> Records for this exercise
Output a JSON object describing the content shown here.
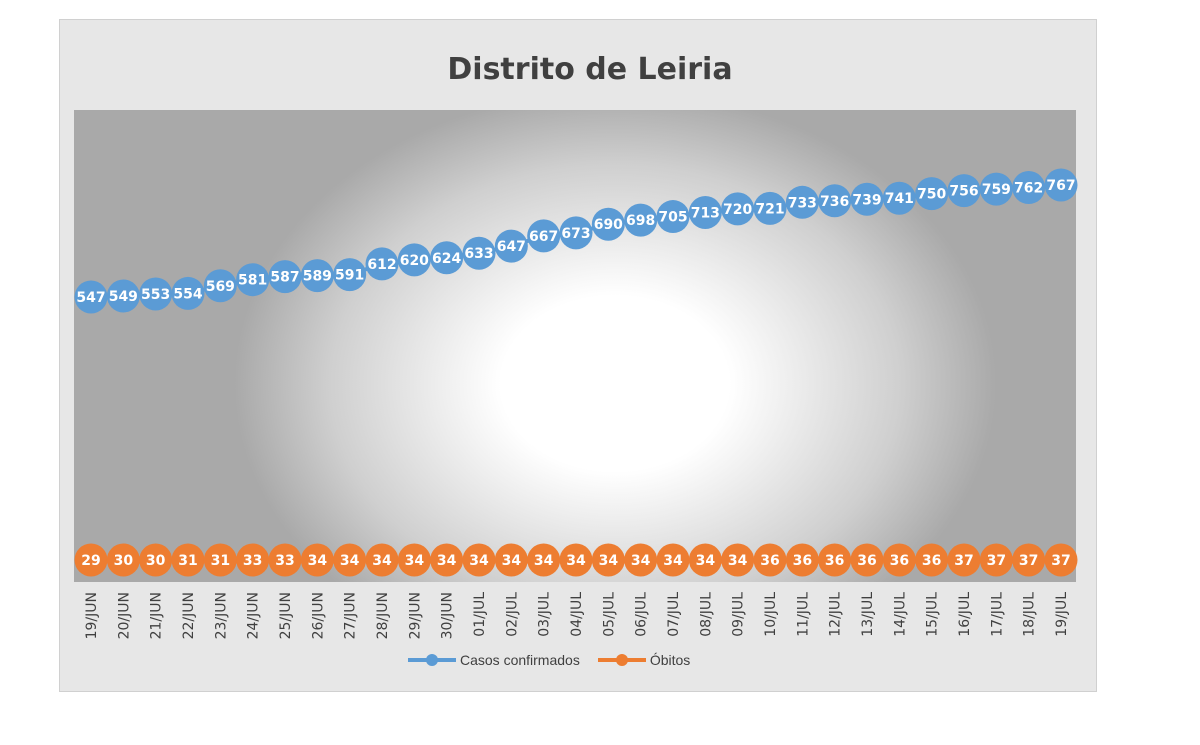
{
  "chart_data": {
    "type": "line",
    "title": "Distrito de Leiria",
    "categories": [
      "19/JUN",
      "20/JUN",
      "21/JUN",
      "22/JUN",
      "23/JUN",
      "24/JUN",
      "25/JUN",
      "26/JUN",
      "27/JUN",
      "28/JUN",
      "29/JUN",
      "30/JUN",
      "01/JUL",
      "02/JUL",
      "03/JUL",
      "04/JUL",
      "05/JUL",
      "06/JUL",
      "07/JUL",
      "08/JUL",
      "09/JUL",
      "10/JUL",
      "11/JUL",
      "12/JUL",
      "13/JUL",
      "14/JUL",
      "15/JUL",
      "16/JUL",
      "17/JUL",
      "18/JUL",
      "19/JUL"
    ],
    "series": [
      {
        "name": "Casos confirmados",
        "color": "#5b9bd5",
        "values": [
          547,
          549,
          553,
          554,
          569,
          581,
          587,
          589,
          591,
          612,
          620,
          624,
          633,
          647,
          667,
          673,
          690,
          698,
          705,
          713,
          720,
          721,
          733,
          736,
          739,
          741,
          750,
          756,
          759,
          762,
          767
        ]
      },
      {
        "name": "Óbitos",
        "color": "#ed7d31",
        "values": [
          29,
          30,
          30,
          31,
          31,
          33,
          33,
          34,
          34,
          34,
          34,
          34,
          34,
          34,
          34,
          34,
          34,
          34,
          34,
          34,
          34,
          36,
          36,
          36,
          36,
          36,
          36,
          37,
          37,
          37,
          37
        ]
      }
    ],
    "ylim": [
      0,
      900
    ],
    "grid": false,
    "data_labels": true,
    "legend_position": "bottom"
  }
}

> The request
Every entry must be written out exactly, with all pictures left out.

> Final result
Output a JSON object describing the content shown here.
{
  "chart_data": {
    "type": "line",
    "title": "Distrito de Leiria",
    "categories": [
      "19/JUN",
      "20/JUN",
      "21/JUN",
      "22/JUN",
      "23/JUN",
      "24/JUN",
      "25/JUN",
      "26/JUN",
      "27/JUN",
      "28/JUN",
      "29/JUN",
      "30/JUN",
      "01/JUL",
      "02/JUL",
      "03/JUL",
      "04/JUL",
      "05/JUL",
      "06/JUL",
      "07/JUL",
      "08/JUL",
      "09/JUL",
      "10/JUL",
      "11/JUL",
      "12/JUL",
      "13/JUL",
      "14/JUL",
      "15/JUL",
      "16/JUL",
      "17/JUL",
      "18/JUL",
      "19/JUL"
    ],
    "series": [
      {
        "name": "Casos confirmados",
        "color": "#5b9bd5",
        "values": [
          547,
          549,
          553,
          554,
          569,
          581,
          587,
          589,
          591,
          612,
          620,
          624,
          633,
          647,
          667,
          673,
          690,
          698,
          705,
          713,
          720,
          721,
          733,
          736,
          739,
          741,
          750,
          756,
          759,
          762,
          767
        ]
      },
      {
        "name": "Óbitos",
        "color": "#ed7d31",
        "values": [
          29,
          30,
          30,
          31,
          31,
          33,
          33,
          34,
          34,
          34,
          34,
          34,
          34,
          34,
          34,
          34,
          34,
          34,
          34,
          34,
          34,
          36,
          36,
          36,
          36,
          36,
          36,
          37,
          37,
          37,
          37
        ]
      }
    ],
    "ylim": [
      0,
      900
    ],
    "grid": false,
    "data_labels": true,
    "legend_position": "bottom"
  }
}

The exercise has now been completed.